TO BE DONE:
You are to retype all of the data exactly as it appears.

Collected data:
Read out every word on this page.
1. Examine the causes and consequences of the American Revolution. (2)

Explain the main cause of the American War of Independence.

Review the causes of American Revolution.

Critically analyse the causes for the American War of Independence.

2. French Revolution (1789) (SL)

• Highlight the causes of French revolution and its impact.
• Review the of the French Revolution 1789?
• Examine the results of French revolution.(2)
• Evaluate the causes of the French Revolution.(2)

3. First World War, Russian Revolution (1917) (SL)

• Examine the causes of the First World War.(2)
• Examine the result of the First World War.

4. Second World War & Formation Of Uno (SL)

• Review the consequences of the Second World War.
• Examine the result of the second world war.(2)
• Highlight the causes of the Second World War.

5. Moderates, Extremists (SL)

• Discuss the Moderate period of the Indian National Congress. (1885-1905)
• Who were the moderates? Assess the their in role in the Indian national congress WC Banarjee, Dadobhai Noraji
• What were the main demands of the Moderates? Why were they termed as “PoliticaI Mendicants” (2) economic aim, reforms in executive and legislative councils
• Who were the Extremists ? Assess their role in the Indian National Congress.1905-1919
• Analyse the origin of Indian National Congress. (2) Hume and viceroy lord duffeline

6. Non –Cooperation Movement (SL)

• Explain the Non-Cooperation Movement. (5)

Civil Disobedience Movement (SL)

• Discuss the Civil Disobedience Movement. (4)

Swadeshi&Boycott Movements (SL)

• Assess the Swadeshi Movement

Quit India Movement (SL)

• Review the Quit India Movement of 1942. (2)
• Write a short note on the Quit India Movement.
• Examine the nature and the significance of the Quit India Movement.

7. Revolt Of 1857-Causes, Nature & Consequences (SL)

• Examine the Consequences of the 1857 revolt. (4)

ANSWER FOR THIS EXERCISE:
Read out every word on this page.
1. Examine the causes and consequences of the American Revolution. (2)

Explain the main cause of the American War of Independence.

Review the causes of American Revolution.

Critically analyse the causes for the American War of Independence.

2. French Revolution (1789) (SL)

• Highlight the causes of French revolution and its impact.
• Review the of the French Revolution 1789?
• Examine the results of French revolution.(2)
• Evaluate the causes of the French Revolution.(2)

3. First World War, Russian Revolution (1917) (SL)

• Examine the causes of the First World War.(2)
• Examine the result of the First World War.

4. Second World War & Formation Of Uno (SL)

• Review the consequences of the Second World War.
• Examine the result of the second world war.(2)
• Highlight the causes of the Second World War.

5. Moderates, Extremists (SL)

• Discuss the Moderate period of the Indian National Congress. (1885-1905)
• Who were the moderates? Assess the their in role in the Indian national congress WC Banarjee, Dadobhai Noraji
• What were the main demands of the Moderates? Why were they termed as “PoliticaI Mendicants” (2) economic aim, reforms in executive and legislative councils
• Who were the Extremists ? Assess their role in the Indian National Congress.1905-1919
• Analyse the origin of Indian National Congress. (2) Hume and viceroy lord duffeline

6. Non –Cooperation Movement (SL)

• Explain the Non-Cooperation Movement. (5)

Civil Disobedience Movement (SL)

• Discuss the Civil Disobedience Movement. (4)

Swadeshi&Boycott Movements (SL)

• Assess the Swadeshi Movement

Quit India Movement (SL)

• Review the Quit India Movement of 1942. (2)
• Write a short note on the Quit India Movement.
• Examine the nature and the significance of the Quit India Movement.

7. Revolt Of 1857-Causes, Nature & Consequences (SL)

• Examine the Consequences of the 1857 revolt. (4)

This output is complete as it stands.